WORK TO DO
In the material below, identify each line bearing the word "improve". Reproduce those lines.

---------- SUPPLIED INFORMATION ----------

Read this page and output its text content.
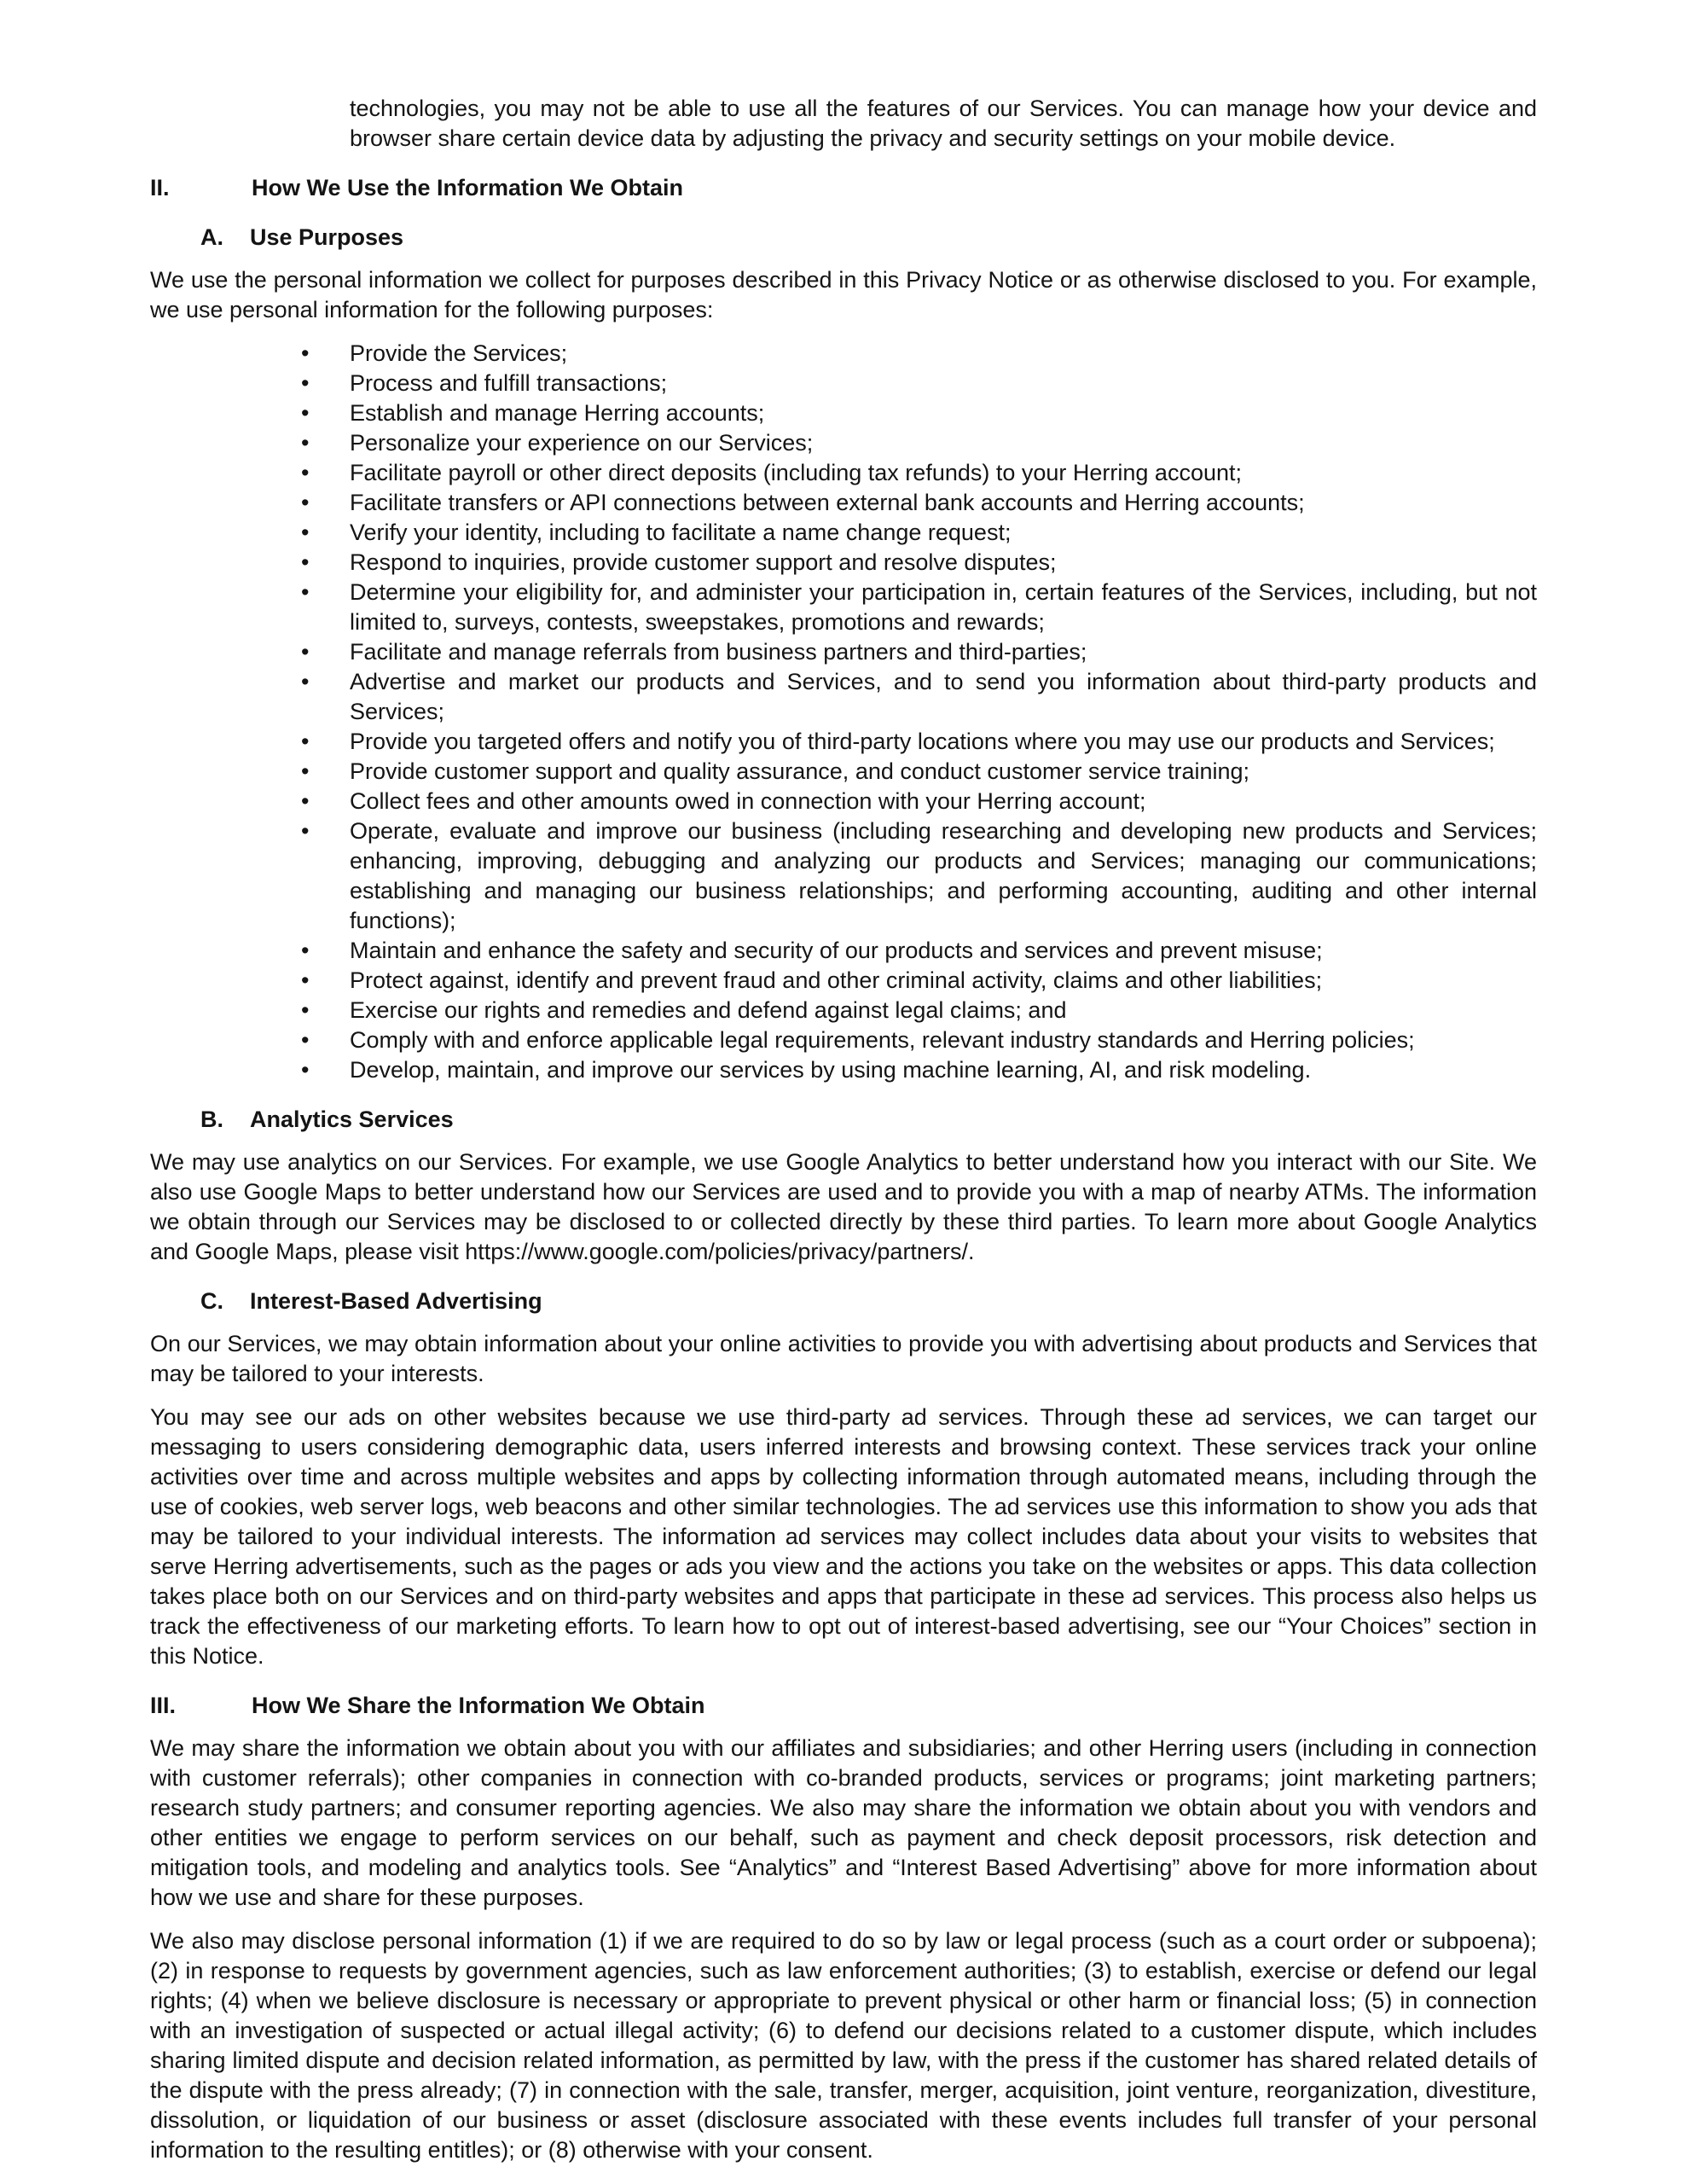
technologies, you may not be able to use all the features of our Services. You can manage how your device and browser share certain device data by adjusting the privacy and security settings on your mobile device.

II.	How We Use the Information We Obtain
A.	Use Purposes

We use the personal information we collect for purposes described in this Privacy Notice or as otherwise disclosed to you. For example, we use personal information for the following purposes:

• Provide the Services;
• Process and fulfill transactions;
• Establish and manage Herring accounts;
• Personalize your experience on our Services;
• Facilitate payroll or other direct deposits (including tax refunds) to your Herring account;
• Facilitate transfers or API connections between external bank accounts and Herring accounts;
• Verify your identity, including to facilitate a name change request;
• Respond to inquiries, provide customer support and resolve disputes;
• Determine your eligibility for, and administer your participation in, certain features of the Services, including, but not limited to, surveys, contests, sweepstakes, promotions and rewards;
• Facilitate and manage referrals from business partners and third-parties;
• Advertise and market our products and Services, and to send you information about third-party products and Services;
• Provide you targeted offers and notify you of third-party locations where you may use our products and Services;
• Provide customer support and quality assurance, and conduct customer service training;
• Collect fees and other amounts owed in connection with your Herring account;
• Operate, evaluate and improve our business (including researching and developing new products and Services; enhancing, improving, debugging and analyzing our products and Services; managing our communications; establishing and managing our business relationships; and performing accounting, auditing and other internal functions);
• Maintain and enhance the safety and security of our products and services and prevent misuse;
• Protect against, identify and prevent fraud and other criminal activity, claims and other liabilities;
• Exercise our rights and remedies and defend against legal claims; and
• Comply with and enforce applicable legal requirements, relevant industry standards and Herring policies;
• Develop, maintain, and improve our services by using machine learning, AI, and risk modeling.
B.	Analytics Services

We may use analytics on our Services. For example, we use Google Analytics to better understand how you interact with our Site. We also use Google Maps to better understand how our Services are used and to provide you with a map of nearby ATMs. The information we obtain through our Services may be disclosed to or collected directly by these third parties. To learn more about Google Analytics and Google Maps, please visit https://www.google.com/policies/privacy/partners/.

C.	Interest-Based Advertising

On our Services, we may obtain information about your online activities to provide you with advertising about products and Services that may be tailored to your interests.

You may see our ads on other websites because we use third-party ad services. Through these ad services, we can target our messaging to users considering demographic data, users inferred interests and browsing context. These services track your online activities over time and across multiple websites and apps by collecting information through automated means, including through the use of cookies, web server logs, web beacons and other similar technologies. The ad services use this information to show you ads that may be tailored to your individual interests. The information ad services may collect includes data about your visits to websites that serve Herring advertisements, such as the pages or ads you view and the actions you take on the websites or apps. This data collection takes place both on our Services and on third-party websites and apps that participate in these ad services. This process also helps us track the effectiveness of our marketing efforts. To learn how to opt out of interest-based advertising, see our “Your Choices” section in this Notice.

III.	How We Share the Information We Obtain

We may share the information we obtain about you with our affiliates and subsidiaries; and other Herring users (including in connection with customer referrals); other companies in connection with co-branded products, services or programs; joint marketing partners; research study partners; and consumer reporting agencies. We also may share the information we obtain about you with vendors and other entities we engage to perform services on our behalf, such as payment and check deposit processors, risk detection and mitigation tools, and modeling and analytics tools. See “Analytics” and “Interest Based Advertising” above for more information about how we use and share for these purposes.

We also may disclose personal information (1) if we are required to do so by law or legal process (such as a court order or subpoena); (2) in response to requests by government agencies, such as law enforcement authorities; (3) to establish, exercise or defend our legal rights; (4) when we believe disclosure is necessary or appropriate to prevent physical or other harm or financial loss; (5) in connection with an investigation of suspected or actual illegal activity; (6) to defend our decisions related to a customer dispute, which includes sharing limited dispute and decision related information, as permitted by law, with the press if the customer has shared related details of the dispute with the press already; (7) in connection with the sale, transfer, merger, acquisition, joint venture, reorganization, divestiture, dissolution, or liquidation of our business or asset (disclosure associated with these events includes full transfer of your personal information to the resulting entitles); or (8) otherwise with your consent.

----------

FINAL ANSWER
• Operate, evaluate and improve our business (including researching and developing new products and Services; enhancing, improving, debugging and analyzing our products and Services; managing our communications; establishing and managing our business relationships; and performing accounting, auditing and other internal functions);
• Develop, maintain, and improve our services by using machine learning, AI, and risk modeling.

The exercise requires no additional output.